▶ EXERCISE OBJECTIVE: Your task is to print all of the material verbatim.
⟨
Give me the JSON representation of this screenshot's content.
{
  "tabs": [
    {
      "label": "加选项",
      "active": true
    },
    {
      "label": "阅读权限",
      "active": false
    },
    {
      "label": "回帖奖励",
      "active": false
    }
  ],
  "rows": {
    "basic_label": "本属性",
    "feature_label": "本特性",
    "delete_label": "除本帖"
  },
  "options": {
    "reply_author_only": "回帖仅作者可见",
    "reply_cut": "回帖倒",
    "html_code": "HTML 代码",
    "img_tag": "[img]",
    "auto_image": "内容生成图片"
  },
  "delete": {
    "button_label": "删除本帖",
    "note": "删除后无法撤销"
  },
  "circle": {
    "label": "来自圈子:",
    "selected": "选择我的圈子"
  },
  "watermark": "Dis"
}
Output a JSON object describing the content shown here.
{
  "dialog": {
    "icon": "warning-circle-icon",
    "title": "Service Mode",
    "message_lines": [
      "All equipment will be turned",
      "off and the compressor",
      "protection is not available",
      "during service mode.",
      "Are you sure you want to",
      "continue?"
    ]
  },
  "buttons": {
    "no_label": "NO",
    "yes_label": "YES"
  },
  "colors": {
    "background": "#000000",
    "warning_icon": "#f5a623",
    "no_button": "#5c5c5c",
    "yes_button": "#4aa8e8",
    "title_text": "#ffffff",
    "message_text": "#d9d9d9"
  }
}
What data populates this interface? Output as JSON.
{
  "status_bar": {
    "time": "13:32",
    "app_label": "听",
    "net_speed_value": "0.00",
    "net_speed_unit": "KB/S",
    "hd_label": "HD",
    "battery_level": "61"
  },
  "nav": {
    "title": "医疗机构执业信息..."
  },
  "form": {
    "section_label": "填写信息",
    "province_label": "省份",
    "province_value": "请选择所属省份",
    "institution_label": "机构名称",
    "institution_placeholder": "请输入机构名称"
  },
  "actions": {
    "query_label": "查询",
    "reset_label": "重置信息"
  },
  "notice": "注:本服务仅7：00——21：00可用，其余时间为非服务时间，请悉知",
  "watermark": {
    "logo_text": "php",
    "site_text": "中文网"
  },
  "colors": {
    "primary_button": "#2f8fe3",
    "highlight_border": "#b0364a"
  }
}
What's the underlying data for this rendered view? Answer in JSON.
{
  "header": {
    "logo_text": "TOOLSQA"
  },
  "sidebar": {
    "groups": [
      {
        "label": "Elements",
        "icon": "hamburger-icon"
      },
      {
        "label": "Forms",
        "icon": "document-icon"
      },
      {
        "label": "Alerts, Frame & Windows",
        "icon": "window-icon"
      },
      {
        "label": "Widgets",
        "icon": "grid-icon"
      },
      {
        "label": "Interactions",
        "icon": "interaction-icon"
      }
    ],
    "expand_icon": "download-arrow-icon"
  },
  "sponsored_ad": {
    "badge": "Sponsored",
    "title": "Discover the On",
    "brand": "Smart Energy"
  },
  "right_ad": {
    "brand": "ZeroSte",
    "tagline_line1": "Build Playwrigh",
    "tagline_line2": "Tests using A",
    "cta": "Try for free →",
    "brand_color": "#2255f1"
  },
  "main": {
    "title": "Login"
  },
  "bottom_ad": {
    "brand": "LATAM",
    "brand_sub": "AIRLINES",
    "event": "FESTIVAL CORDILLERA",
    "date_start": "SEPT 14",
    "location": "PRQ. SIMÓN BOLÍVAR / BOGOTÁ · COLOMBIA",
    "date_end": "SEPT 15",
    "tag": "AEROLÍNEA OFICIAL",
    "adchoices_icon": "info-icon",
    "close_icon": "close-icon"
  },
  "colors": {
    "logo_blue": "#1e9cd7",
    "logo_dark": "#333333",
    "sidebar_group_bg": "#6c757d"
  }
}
⟩
▶ REPLY TO THE TASK:
Give me the JSON representation of this screenshot's content.
{
  "tabs": [
    {
      "label": "加选项",
      "active": true
    },
    {
      "label": "阅读权限",
      "active": false
    },
    {
      "label": "回帖奖励",
      "active": false
    }
  ],
  "rows": {
    "basic_label": "本属性",
    "feature_label": "本特性",
    "delete_label": "除本帖"
  },
  "options": {
    "reply_author_only": "回帖仅作者可见",
    "reply_cut": "回帖倒",
    "html_code": "HTML 代码",
    "img_tag": "[img]",
    "auto_image": "内容生成图片"
  },
  "delete": {
    "button_label": "删除本帖",
    "note": "删除后无法撤销"
  },
  "circle": {
    "label": "来自圈子:",
    "selected": "选择我的圈子"
  },
  "watermark": "Dis"
}
Output a JSON object describing the content shown here.
{
  "dialog": {
    "icon": "warning-circle-icon",
    "title": "Service Mode",
    "message_lines": [
      "All equipment will be turned",
      "off and the compressor",
      "protection is not available",
      "during service mode.",
      "Are you sure you want to",
      "continue?"
    ]
  },
  "buttons": {
    "no_label": "NO",
    "yes_label": "YES"
  },
  "colors": {
    "background": "#000000",
    "warning_icon": "#f5a623",
    "no_button": "#5c5c5c",
    "yes_button": "#4aa8e8",
    "title_text": "#ffffff",
    "message_text": "#d9d9d9"
  }
}
What data populates this interface? Output as JSON.
{
  "status_bar": {
    "time": "13:32",
    "app_label": "听",
    "net_speed_value": "0.00",
    "net_speed_unit": "KB/S",
    "hd_label": "HD",
    "battery_level": "61"
  },
  "nav": {
    "title": "医疗机构执业信息..."
  },
  "form": {
    "section_label": "填写信息",
    "province_label": "省份",
    "province_value": "请选择所属省份",
    "institution_label": "机构名称",
    "institution_placeholder": "请输入机构名称"
  },
  "actions": {
    "query_label": "查询",
    "reset_label": "重置信息"
  },
  "notice": "注:本服务仅7：00——21：00可用，其余时间为非服务时间，请悉知",
  "watermark": {
    "logo_text": "php",
    "site_text": "中文网"
  },
  "colors": {
    "primary_button": "#2f8fe3",
    "highlight_border": "#b0364a"
  }
}
What's the underlying data for this rendered view? Answer in JSON.
{
  "header": {
    "logo_text": "TOOLSQA"
  },
  "sidebar": {
    "groups": [
      {
        "label": "Elements",
        "icon": "hamburger-icon"
      },
      {
        "label": "Forms",
        "icon": "document-icon"
      },
      {
        "label": "Alerts, Frame & Windows",
        "icon": "window-icon"
      },
      {
        "label": "Widgets",
        "icon": "grid-icon"
      },
      {
        "label": "Interactions",
        "icon": "interaction-icon"
      }
    ],
    "expand_icon": "download-arrow-icon"
  },
  "sponsored_ad": {
    "badge": "Sponsored",
    "title": "Discover the On",
    "brand": "Smart Energy"
  },
  "right_ad": {
    "brand": "ZeroSte",
    "tagline_line1": "Build Playwrigh",
    "tagline_line2": "Tests using A",
    "cta": "Try for free →",
    "brand_color": "#2255f1"
  },
  "main": {
    "title": "Login"
  },
  "bottom_ad": {
    "brand": "LATAM",
    "brand_sub": "AIRLINES",
    "event": "FESTIVAL CORDILLERA",
    "date_start": "SEPT 14",
    "location": "PRQ. SIMÓN BOLÍVAR / BOGOTÁ · COLOMBIA",
    "date_end": "SEPT 15",
    "tag": "AEROLÍNEA OFICIAL",
    "adchoices_icon": "info-icon",
    "close_icon": "close-icon"
  },
  "colors": {
    "logo_blue": "#1e9cd7",
    "logo_dark": "#333333",
    "sidebar_group_bg": "#6c757d"
  }
}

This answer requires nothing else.